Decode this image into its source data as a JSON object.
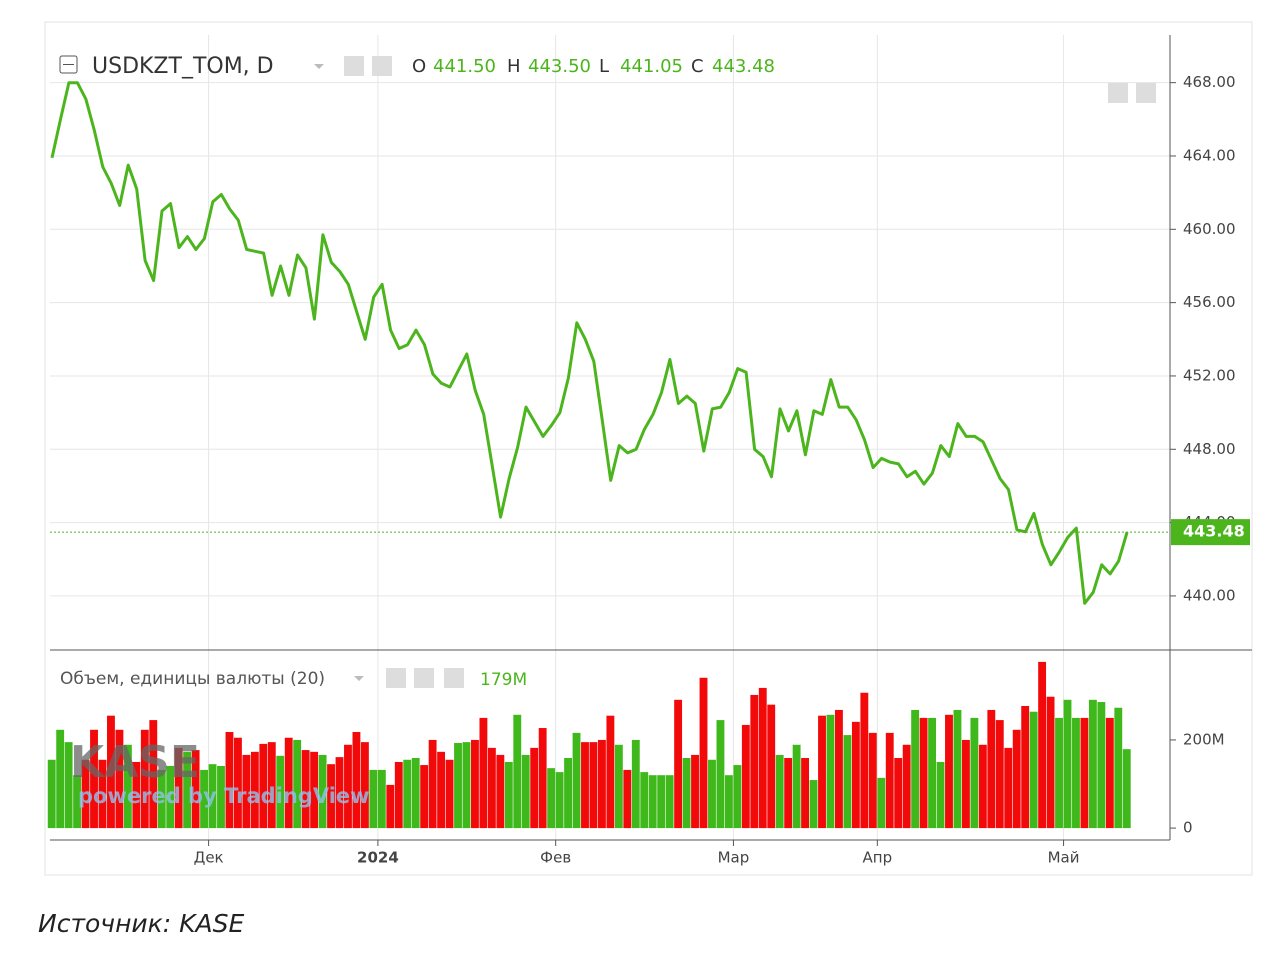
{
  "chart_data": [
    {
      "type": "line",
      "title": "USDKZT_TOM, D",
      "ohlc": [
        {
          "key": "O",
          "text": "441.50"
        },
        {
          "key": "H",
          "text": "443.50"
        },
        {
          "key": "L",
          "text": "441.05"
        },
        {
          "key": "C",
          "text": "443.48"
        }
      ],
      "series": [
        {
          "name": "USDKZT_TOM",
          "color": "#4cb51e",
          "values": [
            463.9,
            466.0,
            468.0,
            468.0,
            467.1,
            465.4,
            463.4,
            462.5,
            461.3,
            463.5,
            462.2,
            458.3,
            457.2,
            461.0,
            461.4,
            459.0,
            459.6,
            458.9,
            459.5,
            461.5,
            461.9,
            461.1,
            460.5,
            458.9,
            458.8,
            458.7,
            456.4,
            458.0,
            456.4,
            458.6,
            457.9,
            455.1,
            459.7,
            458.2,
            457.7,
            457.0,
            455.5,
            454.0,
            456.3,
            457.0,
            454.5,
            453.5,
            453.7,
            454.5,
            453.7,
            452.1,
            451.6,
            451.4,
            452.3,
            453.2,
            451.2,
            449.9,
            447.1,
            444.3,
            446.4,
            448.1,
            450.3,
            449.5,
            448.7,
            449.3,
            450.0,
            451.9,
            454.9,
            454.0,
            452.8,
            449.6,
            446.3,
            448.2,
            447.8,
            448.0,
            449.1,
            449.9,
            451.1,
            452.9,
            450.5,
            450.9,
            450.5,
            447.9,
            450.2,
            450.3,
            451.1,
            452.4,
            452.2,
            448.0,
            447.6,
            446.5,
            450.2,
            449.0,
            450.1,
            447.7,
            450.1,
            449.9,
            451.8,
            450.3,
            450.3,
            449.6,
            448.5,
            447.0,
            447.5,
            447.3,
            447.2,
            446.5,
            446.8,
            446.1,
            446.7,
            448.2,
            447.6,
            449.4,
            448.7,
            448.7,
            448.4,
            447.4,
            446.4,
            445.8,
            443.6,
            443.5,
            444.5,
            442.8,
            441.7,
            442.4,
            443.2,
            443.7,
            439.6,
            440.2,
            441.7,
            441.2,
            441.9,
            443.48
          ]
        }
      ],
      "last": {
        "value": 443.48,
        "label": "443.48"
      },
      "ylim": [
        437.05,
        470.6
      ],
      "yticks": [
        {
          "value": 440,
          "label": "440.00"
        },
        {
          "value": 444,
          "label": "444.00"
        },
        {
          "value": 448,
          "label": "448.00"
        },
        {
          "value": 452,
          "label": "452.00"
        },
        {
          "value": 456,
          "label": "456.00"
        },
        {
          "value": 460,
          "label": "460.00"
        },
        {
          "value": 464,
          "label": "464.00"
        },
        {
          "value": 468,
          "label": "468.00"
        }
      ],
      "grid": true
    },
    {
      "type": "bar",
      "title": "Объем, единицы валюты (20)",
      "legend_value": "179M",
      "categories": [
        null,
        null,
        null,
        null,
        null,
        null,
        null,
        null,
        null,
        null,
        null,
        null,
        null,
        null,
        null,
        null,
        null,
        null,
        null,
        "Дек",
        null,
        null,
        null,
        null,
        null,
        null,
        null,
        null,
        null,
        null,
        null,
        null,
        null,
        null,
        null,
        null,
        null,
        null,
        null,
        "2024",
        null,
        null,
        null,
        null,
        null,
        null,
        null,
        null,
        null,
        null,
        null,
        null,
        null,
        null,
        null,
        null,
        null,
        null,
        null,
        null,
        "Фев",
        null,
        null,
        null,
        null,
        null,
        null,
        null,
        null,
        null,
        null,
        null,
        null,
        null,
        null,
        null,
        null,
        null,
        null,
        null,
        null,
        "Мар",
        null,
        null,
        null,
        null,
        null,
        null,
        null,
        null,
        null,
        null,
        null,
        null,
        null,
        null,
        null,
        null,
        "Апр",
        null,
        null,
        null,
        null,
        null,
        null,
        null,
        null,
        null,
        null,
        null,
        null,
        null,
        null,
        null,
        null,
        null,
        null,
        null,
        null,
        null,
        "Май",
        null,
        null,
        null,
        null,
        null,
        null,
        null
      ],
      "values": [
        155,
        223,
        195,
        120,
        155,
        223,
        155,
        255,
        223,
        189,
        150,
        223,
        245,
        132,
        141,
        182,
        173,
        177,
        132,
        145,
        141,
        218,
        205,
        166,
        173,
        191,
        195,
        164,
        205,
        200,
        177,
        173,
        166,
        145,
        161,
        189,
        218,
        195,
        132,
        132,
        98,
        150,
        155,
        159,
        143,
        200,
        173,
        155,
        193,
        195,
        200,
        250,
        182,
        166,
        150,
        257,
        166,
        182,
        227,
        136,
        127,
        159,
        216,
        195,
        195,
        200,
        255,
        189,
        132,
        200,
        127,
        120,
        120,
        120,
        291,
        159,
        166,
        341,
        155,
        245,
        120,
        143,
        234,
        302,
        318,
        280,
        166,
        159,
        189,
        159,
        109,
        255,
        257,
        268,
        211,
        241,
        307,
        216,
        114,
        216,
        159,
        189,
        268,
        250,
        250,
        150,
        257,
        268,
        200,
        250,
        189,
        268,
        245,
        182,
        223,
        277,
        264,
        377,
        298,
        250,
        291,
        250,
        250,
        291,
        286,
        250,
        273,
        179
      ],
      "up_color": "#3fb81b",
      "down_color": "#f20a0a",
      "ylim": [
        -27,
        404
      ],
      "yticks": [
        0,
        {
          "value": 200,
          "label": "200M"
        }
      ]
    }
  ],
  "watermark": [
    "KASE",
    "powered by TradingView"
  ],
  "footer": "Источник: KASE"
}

_PROBLEM DESCRIPTION_
Copy the listing in full and without alteration, omitting every picture.

_TASK SOLUTION_
Decode this image into its source data as a JSON object.
{
  "chart_data": [
    {
      "type": "line",
      "title": "USDKZT_TOM, D",
      "ohlc": [
        {
          "key": "O",
          "text": "441.50"
        },
        {
          "key": "H",
          "text": "443.50"
        },
        {
          "key": "L",
          "text": "441.05"
        },
        {
          "key": "C",
          "text": "443.48"
        }
      ],
      "series": [
        {
          "name": "USDKZT_TOM",
          "color": "#4cb51e",
          "values": [
            463.9,
            466.0,
            468.0,
            468.0,
            467.1,
            465.4,
            463.4,
            462.5,
            461.3,
            463.5,
            462.2,
            458.3,
            457.2,
            461.0,
            461.4,
            459.0,
            459.6,
            458.9,
            459.5,
            461.5,
            461.9,
            461.1,
            460.5,
            458.9,
            458.8,
            458.7,
            456.4,
            458.0,
            456.4,
            458.6,
            457.9,
            455.1,
            459.7,
            458.2,
            457.7,
            457.0,
            455.5,
            454.0,
            456.3,
            457.0,
            454.5,
            453.5,
            453.7,
            454.5,
            453.7,
            452.1,
            451.6,
            451.4,
            452.3,
            453.2,
            451.2,
            449.9,
            447.1,
            444.3,
            446.4,
            448.1,
            450.3,
            449.5,
            448.7,
            449.3,
            450.0,
            451.9,
            454.9,
            454.0,
            452.8,
            449.6,
            446.3,
            448.2,
            447.8,
            448.0,
            449.1,
            449.9,
            451.1,
            452.9,
            450.5,
            450.9,
            450.5,
            447.9,
            450.2,
            450.3,
            451.1,
            452.4,
            452.2,
            448.0,
            447.6,
            446.5,
            450.2,
            449.0,
            450.1,
            447.7,
            450.1,
            449.9,
            451.8,
            450.3,
            450.3,
            449.6,
            448.5,
            447.0,
            447.5,
            447.3,
            447.2,
            446.5,
            446.8,
            446.1,
            446.7,
            448.2,
            447.6,
            449.4,
            448.7,
            448.7,
            448.4,
            447.4,
            446.4,
            445.8,
            443.6,
            443.5,
            444.5,
            442.8,
            441.7,
            442.4,
            443.2,
            443.7,
            439.6,
            440.2,
            441.7,
            441.2,
            441.9,
            443.48
          ]
        }
      ],
      "last": {
        "value": 443.48,
        "label": "443.48"
      },
      "ylim": [
        437.05,
        470.6
      ],
      "yticks": [
        {
          "value": 440,
          "label": "440.00"
        },
        {
          "value": 444,
          "label": "444.00"
        },
        {
          "value": 448,
          "label": "448.00"
        },
        {
          "value": 452,
          "label": "452.00"
        },
        {
          "value": 456,
          "label": "456.00"
        },
        {
          "value": 460,
          "label": "460.00"
        },
        {
          "value": 464,
          "label": "464.00"
        },
        {
          "value": 468,
          "label": "468.00"
        }
      ],
      "grid": true
    },
    {
      "type": "bar",
      "title": "Объем, единицы валюты (20)",
      "legend_value": "179M",
      "categories": [
        null,
        null,
        null,
        null,
        null,
        null,
        null,
        null,
        null,
        null,
        null,
        null,
        null,
        null,
        null,
        null,
        null,
        null,
        null,
        "Дек",
        null,
        null,
        null,
        null,
        null,
        null,
        null,
        null,
        null,
        null,
        null,
        null,
        null,
        null,
        null,
        null,
        null,
        null,
        null,
        "2024",
        null,
        null,
        null,
        null,
        null,
        null,
        null,
        null,
        null,
        null,
        null,
        null,
        null,
        null,
        null,
        null,
        null,
        null,
        null,
        null,
        "Фев",
        null,
        null,
        null,
        null,
        null,
        null,
        null,
        null,
        null,
        null,
        null,
        null,
        null,
        null,
        null,
        null,
        null,
        null,
        null,
        null,
        "Мар",
        null,
        null,
        null,
        null,
        null,
        null,
        null,
        null,
        null,
        null,
        null,
        null,
        null,
        null,
        null,
        null,
        "Апр",
        null,
        null,
        null,
        null,
        null,
        null,
        null,
        null,
        null,
        null,
        null,
        null,
        null,
        null,
        null,
        null,
        null,
        null,
        null,
        null,
        null,
        "Май",
        null,
        null,
        null,
        null,
        null,
        null,
        null
      ],
      "values": [
        155,
        223,
        195,
        120,
        155,
        223,
        155,
        255,
        223,
        189,
        150,
        223,
        245,
        132,
        141,
        182,
        173,
        177,
        132,
        145,
        141,
        218,
        205,
        166,
        173,
        191,
        195,
        164,
        205,
        200,
        177,
        173,
        166,
        145,
        161,
        189,
        218,
        195,
        132,
        132,
        98,
        150,
        155,
        159,
        143,
        200,
        173,
        155,
        193,
        195,
        200,
        250,
        182,
        166,
        150,
        257,
        166,
        182,
        227,
        136,
        127,
        159,
        216,
        195,
        195,
        200,
        255,
        189,
        132,
        200,
        127,
        120,
        120,
        120,
        291,
        159,
        166,
        341,
        155,
        245,
        120,
        143,
        234,
        302,
        318,
        280,
        166,
        159,
        189,
        159,
        109,
        255,
        257,
        268,
        211,
        241,
        307,
        216,
        114,
        216,
        159,
        189,
        268,
        250,
        250,
        150,
        257,
        268,
        200,
        250,
        189,
        268,
        245,
        182,
        223,
        277,
        264,
        377,
        298,
        250,
        291,
        250,
        250,
        291,
        286,
        250,
        273,
        179
      ],
      "up_color": "#3fb81b",
      "down_color": "#f20a0a",
      "ylim": [
        -27,
        404
      ],
      "yticks": [
        0,
        {
          "value": 200,
          "label": "200M"
        }
      ]
    }
  ],
  "watermark": [
    "KASE",
    "powered by TradingView"
  ],
  "footer": "Источник: KASE"
}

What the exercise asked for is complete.